- What is needed
Look through the data below. Show each line where the string "screenshot" occurs.

- Provided records
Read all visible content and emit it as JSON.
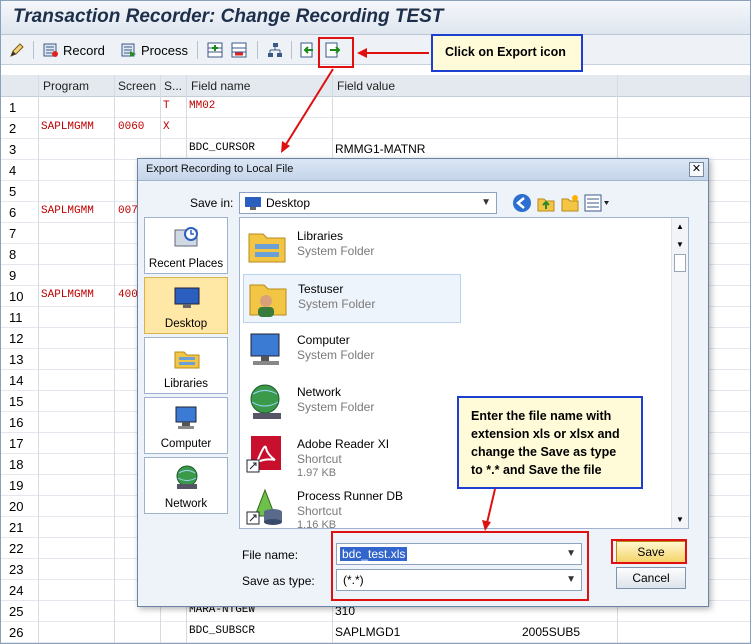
{
  "window": {
    "title": "Transaction Recorder: Change Recording TEST"
  },
  "toolbar": {
    "record_label": "Record",
    "process_label": "Process"
  },
  "grid": {
    "columns": [
      "Program",
      "Screen",
      "S...",
      "Field name",
      "Field value"
    ],
    "rows": [
      {
        "n": "1",
        "program": "",
        "screen": "",
        "s": "T",
        "field": "MM02",
        "value": "",
        "extra": ""
      },
      {
        "n": "2",
        "program": "SAPLMGMM",
        "screen": "0060",
        "s": "X",
        "field": "",
        "value": "",
        "extra": ""
      },
      {
        "n": "3",
        "program": "",
        "screen": "",
        "s": "",
        "field": "BDC_CURSOR",
        "value": "RMMG1-MATNR",
        "extra": ""
      },
      {
        "n": "4",
        "program": "",
        "screen": "",
        "s": "",
        "field": "",
        "value": "",
        "extra": ""
      },
      {
        "n": "5",
        "program": "",
        "screen": "",
        "s": "",
        "field": "",
        "value": "",
        "extra": ""
      },
      {
        "n": "6",
        "program": "SAPLMGMM",
        "screen": "007",
        "s": "",
        "field": "",
        "value": "",
        "extra": ""
      },
      {
        "n": "7",
        "program": "",
        "screen": "",
        "s": "",
        "field": "",
        "value": "",
        "extra": ""
      },
      {
        "n": "8",
        "program": "",
        "screen": "",
        "s": "",
        "field": "",
        "value": "",
        "extra": ""
      },
      {
        "n": "9",
        "program": "",
        "screen": "",
        "s": "",
        "field": "",
        "value": "",
        "extra": ""
      },
      {
        "n": "10",
        "program": "SAPLMGMM",
        "screen": "400",
        "s": "",
        "field": "",
        "value": "",
        "extra": ""
      },
      {
        "n": "11",
        "program": "",
        "screen": "",
        "s": "",
        "field": "",
        "value": "",
        "extra": ""
      },
      {
        "n": "12",
        "program": "",
        "screen": "",
        "s": "",
        "field": "",
        "value": "",
        "extra": ""
      },
      {
        "n": "13",
        "program": "",
        "screen": "",
        "s": "",
        "field": "",
        "value": "",
        "extra": ""
      },
      {
        "n": "14",
        "program": "",
        "screen": "",
        "s": "",
        "field": "",
        "value": "",
        "extra": ""
      },
      {
        "n": "15",
        "program": "",
        "screen": "",
        "s": "",
        "field": "",
        "value": "",
        "extra": ""
      },
      {
        "n": "16",
        "program": "",
        "screen": "",
        "s": "",
        "field": "",
        "value": "",
        "extra": ""
      },
      {
        "n": "17",
        "program": "",
        "screen": "",
        "s": "",
        "field": "",
        "value": "",
        "extra": ""
      },
      {
        "n": "18",
        "program": "",
        "screen": "",
        "s": "",
        "field": "",
        "value": "",
        "extra": ""
      },
      {
        "n": "19",
        "program": "",
        "screen": "",
        "s": "",
        "field": "",
        "value": "",
        "extra": ""
      },
      {
        "n": "20",
        "program": "",
        "screen": "",
        "s": "",
        "field": "",
        "value": "",
        "extra": ""
      },
      {
        "n": "21",
        "program": "",
        "screen": "",
        "s": "",
        "field": "",
        "value": "",
        "extra": ""
      },
      {
        "n": "22",
        "program": "",
        "screen": "",
        "s": "",
        "field": "",
        "value": "",
        "extra": ""
      },
      {
        "n": "23",
        "program": "",
        "screen": "",
        "s": "",
        "field": "",
        "value": "",
        "extra": ""
      },
      {
        "n": "24",
        "program": "",
        "screen": "",
        "s": "",
        "field": "",
        "value": "",
        "extra": ""
      },
      {
        "n": "25",
        "program": "",
        "screen": "",
        "s": "",
        "field": "MARA-NTGEW",
        "value": "310",
        "extra": ""
      },
      {
        "n": "26",
        "program": "",
        "screen": "",
        "s": "",
        "field": "BDC_SUBSCR",
        "value": "SAPLMGD1",
        "extra": "2005SUB5"
      }
    ]
  },
  "dialog": {
    "title": "Export Recording to Local File",
    "save_in_label": "Save in:",
    "save_in_value": "Desktop",
    "places": [
      "Recent Places",
      "Desktop",
      "Libraries",
      "Computer",
      "Network"
    ],
    "files": [
      {
        "name": "Libraries",
        "type": "System Folder",
        "size": ""
      },
      {
        "name": "Testuser",
        "type": "System Folder",
        "size": ""
      },
      {
        "name": "Computer",
        "type": "System Folder",
        "size": ""
      },
      {
        "name": "Network",
        "type": "System Folder",
        "size": ""
      },
      {
        "name": "Adobe Reader XI",
        "type": "Shortcut",
        "size": "1.97 KB"
      },
      {
        "name": "Process Runner DB",
        "type": "Shortcut",
        "size": "1.16 KB"
      }
    ],
    "file_name_label": "File name:",
    "file_name_value": "bdc_test.xls",
    "save_type_label": "Save as type:",
    "save_type_value": "(*.*)",
    "save_button": "Save",
    "cancel_button": "Cancel"
  },
  "callouts": {
    "export": "Click on Export icon",
    "filename": "Enter the file name with extension xls or xlsx and change the Save as type to *.* and Save the file"
  },
  "colors": {
    "program_text": "#c00000",
    "callout_border": "#1c3fd0",
    "highlight_box": "#e01010",
    "selected_place": "#ffe8a6"
  }
}
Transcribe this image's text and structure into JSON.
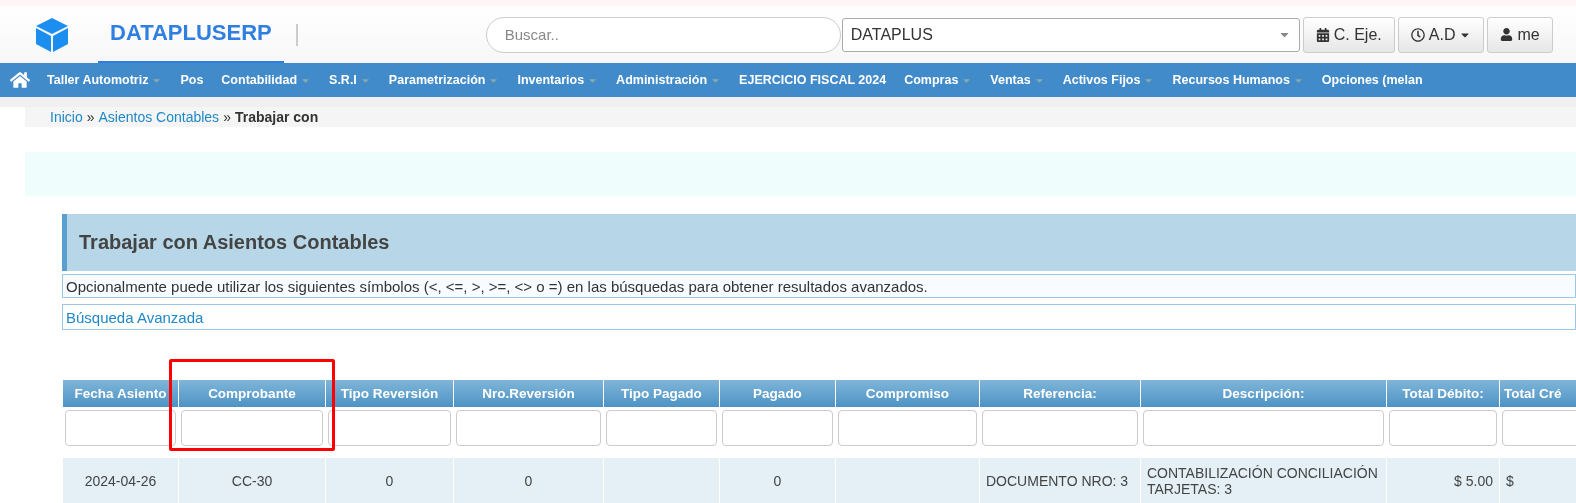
{
  "header": {
    "brand": "DATAPLUSERP",
    "search": {
      "placeholder": "Buscar.."
    },
    "company_select": {
      "value": "DATAPLUS"
    },
    "buttons": [
      {
        "label": "C. Eje.",
        "kind": "calendar",
        "caret": false
      },
      {
        "label": "A.D",
        "kind": "clock",
        "caret": true
      },
      {
        "label": "me",
        "kind": "user",
        "caret": false
      }
    ]
  },
  "nav": {
    "items": [
      {
        "label": "Taller Automotriz",
        "submenu": true
      },
      {
        "label": "Pos",
        "submenu": false
      },
      {
        "label": "Contabilidad",
        "submenu": true
      },
      {
        "label": "S.R.I",
        "submenu": true
      },
      {
        "label": "Parametrización",
        "submenu": true
      },
      {
        "label": "Inventarios",
        "submenu": true
      },
      {
        "label": "Administración",
        "submenu": true
      },
      {
        "label": "EJERCICIO FISCAL 2024",
        "submenu": false
      },
      {
        "label": "Compras",
        "submenu": true
      },
      {
        "label": "Ventas",
        "submenu": true
      },
      {
        "label": "Activos Fijos",
        "submenu": true
      },
      {
        "label": "Recursos Humanos",
        "submenu": true
      },
      {
        "label": "Opciones (melan",
        "submenu": false
      }
    ]
  },
  "breadcrumb": [
    {
      "label": "Inicio",
      "kind": "link"
    },
    {
      "label": "»",
      "kind": "sep"
    },
    {
      "label": "Asientos Contables",
      "kind": "link"
    },
    {
      "label": "»",
      "kind": "sep"
    },
    {
      "label": "Trabajar con",
      "kind": "current"
    }
  ],
  "panel": {
    "title": "Trabajar con Asientos Contables",
    "hint": "Opcionalmente puede utilizar los siguientes símbolos (<, <=, >, >=, <> o =) en las búsquedas para obtener resultados avanzados.",
    "advanced_search": "Búsqueda Avanzada"
  },
  "table": {
    "columns": [
      {
        "label": "Fecha Asiento",
        "highlighted": false
      },
      {
        "label": "Comprobante",
        "highlighted": true
      },
      {
        "label": "Tipo Reversión",
        "highlighted": false
      },
      {
        "label": "Nro.Reversión",
        "highlighted": false
      },
      {
        "label": "Tipo Pagado",
        "highlighted": false
      },
      {
        "label": "Pagado",
        "highlighted": false
      },
      {
        "label": "Compromiso",
        "highlighted": false
      },
      {
        "label": "Referencia:",
        "highlighted": false
      },
      {
        "label": "Descripción:",
        "highlighted": false
      },
      {
        "label": "Total Débito:",
        "highlighted": false
      },
      {
        "label": "Total Cré",
        "highlighted": false
      }
    ],
    "rows": [
      {
        "cells": [
          "2024-04-26",
          "CC-30",
          "0",
          "0",
          "",
          "0",
          "",
          "DOCUMENTO NRO: 3",
          "CONTABILIZACIÓN CONCILIACIÓN TARJETAS: 3",
          "$ 5.00",
          "$"
        ]
      }
    ]
  }
}
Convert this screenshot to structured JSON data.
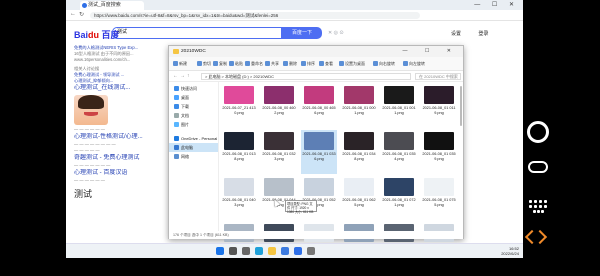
{
  "browser": {
    "tab_title": "测试_百度搜索",
    "window_controls": "— ☐ ✕",
    "url": "https://www.baidu.com/s?ie=utf-8&f=8&rsv_bp=1&rsv_idx=1&tn=baidu&wd=测试&fenlei=256",
    "search_query": "测试",
    "search_button": "百度一下",
    "right_links": [
      "设置",
      "登录"
    ]
  },
  "results": {
    "lines_top": [
      "免费的人格测试NERIS Type Exp...",
      "16型人格测试 由于不同的原因...",
      "www.16personalities.com/ch...",
      ""
    ],
    "section1": "相关人讨论搜",
    "section1_items": [
      "免费心理测试 - 领导测试 ...",
      "心理测试_抑郁倾向..."
    ],
    "title1": "心理测试_在线测试...",
    "title2": "心理测试-性格测试/心理...",
    "title3": "奇趣测试 - 免费心理测试",
    "title4": "心理测试 - 百度汉语",
    "heading_bottom": "测试"
  },
  "explorer": {
    "title": "20210WDC",
    "window_controls": "— ☐ ✕",
    "commands": [
      "新建",
      "剪切",
      "复制",
      "粘贴",
      "重命名",
      "共享",
      "删除",
      "排序",
      "查看",
      "设置为桌面",
      "向右旋转",
      "向左旋转"
    ],
    "path": "> 此电脑 > 本地磁盘 (D:) > 20210WDC",
    "search_placeholder": "在 20210WDC 中搜索",
    "nav_items": [
      {
        "label": "快速访问",
        "color": "#3b8be8"
      },
      {
        "label": "桌面",
        "color": "#4aa3ff"
      },
      {
        "label": "下载",
        "color": "#3b8be8"
      },
      {
        "label": "文档",
        "color": "#9aa"
      },
      {
        "label": "图片",
        "color": "#59b6ff"
      },
      {
        "label": "OneDrive - Personal",
        "color": "#1e7be0"
      },
      {
        "label": "此电脑",
        "color": "#3578d0"
      },
      {
        "label": "网络",
        "color": "#5a8fd0"
      }
    ],
    "files": [
      {
        "name": "2021-06-07_21 4130.png",
        "color": "#e04a9a"
      },
      {
        "name": "2021-06-08_00 4602.png",
        "color": "#8c2f6d"
      },
      {
        "name": "2021-06-08_00 4656.png",
        "color": "#c23b7e"
      },
      {
        "name": "2021-06-08_01 0001.png",
        "color": "#a2386a"
      },
      {
        "name": "2021-06-08_01 0011.png",
        "color": "#1a1a1a"
      },
      {
        "name": "2021-06-08_01 0119.png",
        "color": "#2b1c2a"
      },
      {
        "name": "2021-06-08_01 0138.png",
        "color": "#1c2433"
      },
      {
        "name": "2021-06-08_01 0323.png",
        "color": "#3a3036"
      },
      {
        "name": "2021-06-08_01 0336.png",
        "color": "#5d7fb5"
      },
      {
        "name": "2021-06-08_01 0348.png",
        "color": "#2a2327"
      },
      {
        "name": "2021-06-08_01 0354.png",
        "color": "#4c4c52"
      },
      {
        "name": "2021-06-08_01 0359.png",
        "color": "#111111"
      },
      {
        "name": "2021-06-08_01 0403.png",
        "color": "#d7dde6"
      },
      {
        "name": "2021-06-08_01 0441.png",
        "color": "#b7c0ca"
      },
      {
        "name": "2021-06-08_01 0523.png",
        "color": "#c8d2de"
      },
      {
        "name": "2021-06-08_01 0625.png",
        "color": "#e9eef4"
      },
      {
        "name": "2021-06-08_01 0721.png",
        "color": "#2d4466"
      },
      {
        "name": "2021-06-08_01 0755.png",
        "color": "#eef2f5"
      },
      {
        "name": "2021-06-08_01 0812.png",
        "color": "#aab6c4"
      },
      {
        "name": "2021-06-08_01 0830.png",
        "color": "#3f4a5a"
      },
      {
        "name": "2021-06-08_01 0855.png",
        "color": "#dfe5eb"
      },
      {
        "name": "2021-06-08_01 0912.png",
        "color": "#8fa2b8"
      },
      {
        "name": "2021-06-08_01 0933.png",
        "color": "#5a6472"
      },
      {
        "name": "2021-06-08_01 0950.png",
        "color": "#cfd7e0"
      }
    ],
    "tooltip": "项目类型: PNG 文件 尺寸: 1920 x 1080 大小: 611 KB",
    "status": "176 个项目  选中 1 个项目 (611 KB)"
  },
  "taskbar": {
    "time": "16:52",
    "date": "2022/6/24",
    "icons": [
      {
        "name": "windows-start-icon",
        "color": "#1a73e8"
      },
      {
        "name": "search-icon",
        "color": "#555"
      },
      {
        "name": "task-view-icon",
        "color": "#666"
      },
      {
        "name": "edge-icon",
        "color": "#1fa0d9"
      },
      {
        "name": "file-explorer-icon",
        "color": "#f5c542"
      },
      {
        "name": "store-icon",
        "color": "#3d7be0"
      },
      {
        "name": "mail-icon",
        "color": "#2e6fe7"
      },
      {
        "name": "settings-icon",
        "color": "#777"
      }
    ]
  }
}
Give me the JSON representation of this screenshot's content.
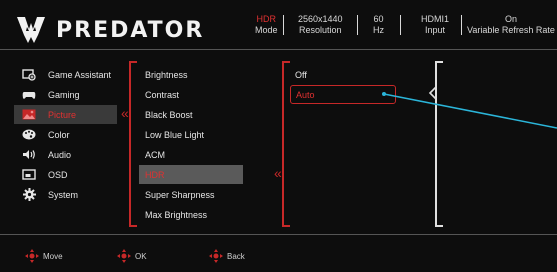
{
  "brand": {
    "name": "PREDATOR"
  },
  "status": [
    {
      "value": "HDR",
      "label": "Mode",
      "highlight": true
    },
    {
      "value": "2560x1440",
      "label": "Resolution",
      "highlight": false
    },
    {
      "value": "60",
      "label": "Hz",
      "highlight": false
    },
    {
      "value": "HDMI1",
      "label": "Input",
      "highlight": false
    },
    {
      "value": "On",
      "label": "Variable Refresh Rate",
      "highlight": false
    }
  ],
  "menu": [
    {
      "label": "Game Assistant",
      "icon": "game-assistant-icon"
    },
    {
      "label": "Gaming",
      "icon": "gamepad-icon"
    },
    {
      "label": "Picture",
      "icon": "picture-icon",
      "selected": true
    },
    {
      "label": "Color",
      "icon": "palette-icon"
    },
    {
      "label": "Audio",
      "icon": "speaker-icon"
    },
    {
      "label": "OSD",
      "icon": "osd-icon"
    },
    {
      "label": "System",
      "icon": "gear-icon"
    }
  ],
  "submenu": [
    {
      "label": "Brightness"
    },
    {
      "label": "Contrast"
    },
    {
      "label": "Black Boost"
    },
    {
      "label": "Low Blue Light"
    },
    {
      "label": "ACM"
    },
    {
      "label": "HDR",
      "selected": true
    },
    {
      "label": "Super Sharpness"
    },
    {
      "label": "Max Brightness"
    }
  ],
  "options": [
    {
      "label": "Off"
    },
    {
      "label": "Auto",
      "selected": true
    }
  ],
  "footer": [
    {
      "label": "Move",
      "icon": "dpad-icon"
    },
    {
      "label": "OK",
      "icon": "dpad-icon"
    },
    {
      "label": "Back",
      "icon": "dpad-icon"
    }
  ],
  "colors": {
    "accent": "#c62828",
    "background": "#0d0d0d",
    "highlight_text": "#e03131",
    "pointer": "#2bb5d9"
  }
}
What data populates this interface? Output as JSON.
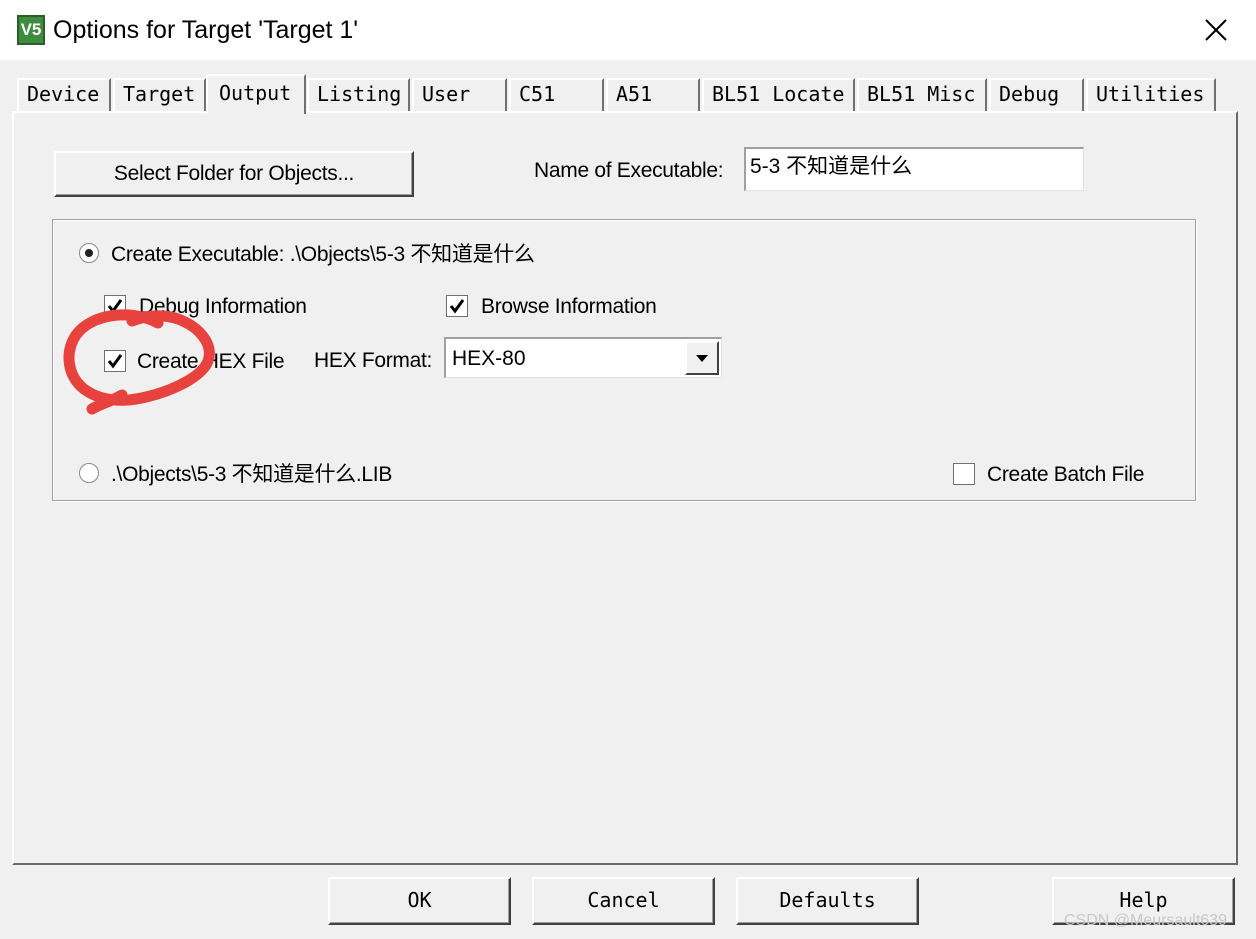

- Task result
Convert this screenshot to structured JSON data.
Give me the JSON representation of this screenshot's content.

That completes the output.